— begin —

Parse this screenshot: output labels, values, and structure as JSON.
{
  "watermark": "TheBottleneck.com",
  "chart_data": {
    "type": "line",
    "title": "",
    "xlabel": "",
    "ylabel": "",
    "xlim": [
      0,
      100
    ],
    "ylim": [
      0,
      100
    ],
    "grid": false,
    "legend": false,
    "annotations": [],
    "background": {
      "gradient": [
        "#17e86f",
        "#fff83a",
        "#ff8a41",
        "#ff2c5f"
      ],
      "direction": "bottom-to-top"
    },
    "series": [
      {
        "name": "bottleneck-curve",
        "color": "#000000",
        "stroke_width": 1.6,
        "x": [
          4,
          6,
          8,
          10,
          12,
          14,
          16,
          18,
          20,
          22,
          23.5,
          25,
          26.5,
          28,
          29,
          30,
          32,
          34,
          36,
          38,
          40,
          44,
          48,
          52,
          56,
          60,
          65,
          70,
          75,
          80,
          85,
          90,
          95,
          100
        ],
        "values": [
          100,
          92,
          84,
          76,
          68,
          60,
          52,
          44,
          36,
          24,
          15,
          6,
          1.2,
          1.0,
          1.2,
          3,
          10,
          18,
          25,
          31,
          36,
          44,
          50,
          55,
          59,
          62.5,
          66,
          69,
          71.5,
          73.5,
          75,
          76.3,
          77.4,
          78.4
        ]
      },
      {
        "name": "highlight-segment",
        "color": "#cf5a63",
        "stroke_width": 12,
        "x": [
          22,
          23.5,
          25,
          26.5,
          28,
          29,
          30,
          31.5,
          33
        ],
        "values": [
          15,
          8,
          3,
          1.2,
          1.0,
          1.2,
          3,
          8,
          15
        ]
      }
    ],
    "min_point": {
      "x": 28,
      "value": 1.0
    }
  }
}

— end —

§ **Challenge**:
Copy down the whole of the data above, matching it exactly.

§ **Reply**:
Parse this screenshot: output labels, values, and structure as JSON.
{
  "watermark": "TheBottleneck.com",
  "chart_data": {
    "type": "line",
    "title": "",
    "xlabel": "",
    "ylabel": "",
    "xlim": [
      0,
      100
    ],
    "ylim": [
      0,
      100
    ],
    "grid": false,
    "legend": false,
    "annotations": [],
    "background": {
      "gradient": [
        "#17e86f",
        "#fff83a",
        "#ff8a41",
        "#ff2c5f"
      ],
      "direction": "bottom-to-top"
    },
    "series": [
      {
        "name": "bottleneck-curve",
        "color": "#000000",
        "stroke_width": 1.6,
        "x": [
          4,
          6,
          8,
          10,
          12,
          14,
          16,
          18,
          20,
          22,
          23.5,
          25,
          26.5,
          28,
          29,
          30,
          32,
          34,
          36,
          38,
          40,
          44,
          48,
          52,
          56,
          60,
          65,
          70,
          75,
          80,
          85,
          90,
          95,
          100
        ],
        "values": [
          100,
          92,
          84,
          76,
          68,
          60,
          52,
          44,
          36,
          24,
          15,
          6,
          1.2,
          1.0,
          1.2,
          3,
          10,
          18,
          25,
          31,
          36,
          44,
          50,
          55,
          59,
          62.5,
          66,
          69,
          71.5,
          73.5,
          75,
          76.3,
          77.4,
          78.4
        ]
      },
      {
        "name": "highlight-segment",
        "color": "#cf5a63",
        "stroke_width": 12,
        "x": [
          22,
          23.5,
          25,
          26.5,
          28,
          29,
          30,
          31.5,
          33
        ],
        "values": [
          15,
          8,
          3,
          1.2,
          1.0,
          1.2,
          3,
          8,
          15
        ]
      }
    ],
    "min_point": {
      "x": 28,
      "value": 1.0
    }
  }
}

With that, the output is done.